Instruction → Could you reproduce each of the items below word for word, line by line?
----
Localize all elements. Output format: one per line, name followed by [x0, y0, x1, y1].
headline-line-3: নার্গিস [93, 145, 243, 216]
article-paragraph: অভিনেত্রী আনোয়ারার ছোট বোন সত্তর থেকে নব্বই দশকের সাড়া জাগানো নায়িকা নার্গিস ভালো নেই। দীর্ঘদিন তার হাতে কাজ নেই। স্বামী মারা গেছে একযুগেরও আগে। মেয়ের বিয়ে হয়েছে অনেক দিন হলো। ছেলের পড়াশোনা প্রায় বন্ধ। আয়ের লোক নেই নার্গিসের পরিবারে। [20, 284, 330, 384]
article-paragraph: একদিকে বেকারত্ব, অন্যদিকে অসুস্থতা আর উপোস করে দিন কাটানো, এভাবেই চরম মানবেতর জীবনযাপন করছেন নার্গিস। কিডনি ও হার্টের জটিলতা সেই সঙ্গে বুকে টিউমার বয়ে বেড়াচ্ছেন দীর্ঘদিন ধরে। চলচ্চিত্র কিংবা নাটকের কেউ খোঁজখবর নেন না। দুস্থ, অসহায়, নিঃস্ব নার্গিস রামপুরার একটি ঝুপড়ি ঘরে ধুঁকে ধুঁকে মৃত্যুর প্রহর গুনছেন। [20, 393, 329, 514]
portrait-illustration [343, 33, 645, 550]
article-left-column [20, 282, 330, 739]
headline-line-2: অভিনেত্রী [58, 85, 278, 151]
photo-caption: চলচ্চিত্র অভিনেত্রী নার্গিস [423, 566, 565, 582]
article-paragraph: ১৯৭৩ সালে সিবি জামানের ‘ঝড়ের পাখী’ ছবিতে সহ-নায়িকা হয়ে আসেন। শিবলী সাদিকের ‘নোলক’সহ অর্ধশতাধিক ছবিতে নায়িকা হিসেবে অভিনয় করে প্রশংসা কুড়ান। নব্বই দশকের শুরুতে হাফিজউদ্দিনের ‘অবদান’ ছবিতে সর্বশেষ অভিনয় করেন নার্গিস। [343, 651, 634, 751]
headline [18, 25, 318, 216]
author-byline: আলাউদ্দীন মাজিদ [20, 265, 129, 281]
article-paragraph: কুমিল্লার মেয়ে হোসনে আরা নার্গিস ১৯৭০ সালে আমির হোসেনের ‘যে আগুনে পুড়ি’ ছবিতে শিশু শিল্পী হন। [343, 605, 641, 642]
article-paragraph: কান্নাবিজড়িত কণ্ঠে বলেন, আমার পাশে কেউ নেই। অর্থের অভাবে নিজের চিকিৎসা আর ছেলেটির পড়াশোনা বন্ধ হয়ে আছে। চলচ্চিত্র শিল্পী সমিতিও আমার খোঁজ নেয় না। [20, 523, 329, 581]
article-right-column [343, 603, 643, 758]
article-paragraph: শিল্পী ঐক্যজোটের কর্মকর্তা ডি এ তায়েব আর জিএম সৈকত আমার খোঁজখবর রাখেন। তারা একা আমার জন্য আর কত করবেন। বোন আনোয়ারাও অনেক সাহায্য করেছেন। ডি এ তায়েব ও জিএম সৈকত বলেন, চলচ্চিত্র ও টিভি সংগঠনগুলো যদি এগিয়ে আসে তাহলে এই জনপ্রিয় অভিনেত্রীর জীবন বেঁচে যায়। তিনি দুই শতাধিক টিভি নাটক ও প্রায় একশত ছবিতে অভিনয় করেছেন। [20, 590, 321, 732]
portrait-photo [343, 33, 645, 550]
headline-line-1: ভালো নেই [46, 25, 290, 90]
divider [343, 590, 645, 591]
----
Expected answer →
Localize all elements. Output format: one per line, name followed by [x0, y0, x1, y1].
headline-line-3: নার্গিস [93, 145, 243, 216]
article-paragraph: অভিনেত্রী আনোয়ারার ছোট বোন সত্তর থেকে নব্বই দশকের সাড়া জাগানো নায়িকা নার্গিস ভালো নেই। দীর্ঘদিন তার হাতে কাজ নেই। স্বামী মারা গেছে একযুগেরও আগে। মেয়ের বিয়ে হয়েছে অনেক দিন হলো। ছেলের পড়াশোনা প্রায় বন্ধ। আয়ের লোক নেই নার্গিসের পরিবারে। [20, 284, 330, 384]
article-paragraph: একদিকে বেকারত্ব, অন্যদিকে অসুস্থতা আর উপোস করে দিন কাটানো, এভাবেই চরম মানবেতর জীবনযাপন করছেন নার্গিস। কিডনি ও হার্টের জটিলতা সেই সঙ্গে বুকে টিউমার বয়ে বেড়াচ্ছেন দীর্ঘদিন ধরে। চলচ্চিত্র কিংবা নাটকের কেউ খোঁজখবর নেন না। দুস্থ, অসহায়, নিঃস্ব নার্গিস রামপুরার একটি ঝুপড়ি ঘরে ধুঁকে ধুঁকে মৃত্যুর প্রহর গুনছেন। [20, 393, 329, 514]
portrait-illustration [343, 33, 645, 550]
article-left-column [20, 282, 330, 739]
headline-line-2: অভিনেত্রী [58, 85, 278, 151]
photo-caption: চলচ্চিত্র অভিনেত্রী নার্গিস [423, 566, 565, 582]
article-paragraph: ১৯৭৩ সালে সিবি জামানের ‘ঝড়ের পাখী’ ছবিতে সহ-নায়িকা হয়ে আসেন। শিবলী সাদিকের ‘নোলক’সহ অর্ধশতাধিক ছবিতে নায়িকা হিসেবে অভিনয় করে প্রশংসা কুড়ান। নব্বই দশকের শুরুতে হাফিজউদ্দিনের ‘অবদান’ ছবিতে সর্বশেষ অভিনয় করেন নার্গিস। [343, 651, 634, 751]
headline [18, 25, 318, 216]
author-byline: আলাউদ্দীন মাজিদ [20, 265, 129, 281]
article-paragraph: কুমিল্লার মেয়ে হোসনে আরা নার্গিস ১৯৭০ সালে আমির হোসেনের ‘যে আগুনে পুড়ি’ ছবিতে শিশু শিল্পী হন। [343, 605, 641, 642]
article-paragraph: কান্নাবিজড়িত কণ্ঠে বলেন, আমার পাশে কেউ নেই। অর্থের অভাবে নিজের চিকিৎসা আর ছেলেটির পড়াশোনা বন্ধ হয়ে আছে। চলচ্চিত্র শিল্পী সমিতিও আমার খোঁজ নেয় না। [20, 523, 329, 581]
article-right-column [343, 603, 643, 758]
article-paragraph: শিল্পী ঐক্যজোটের কর্মকর্তা ডি এ তায়েব আর জিএম সৈকত আমার খোঁজখবর রাখেন। তারা একা আমার জন্য আর কত করবেন। বোন আনোয়ারাও অনেক সাহায্য করেছেন। ডি এ তায়েব ও জিএম সৈকত বলেন, চলচ্চিত্র ও টিভি সংগঠনগুলো যদি এগিয়ে আসে তাহলে এই জনপ্রিয় অভিনেত্রীর জীবন বেঁচে যায়। তিনি দুই শতাধিক টিভি নাটক ও প্রায় একশত ছবিতে অভিনয় করেছেন। [20, 590, 321, 732]
portrait-photo [343, 33, 645, 550]
headline-line-1: ভালো নেই [46, 25, 290, 90]
divider [343, 590, 645, 591]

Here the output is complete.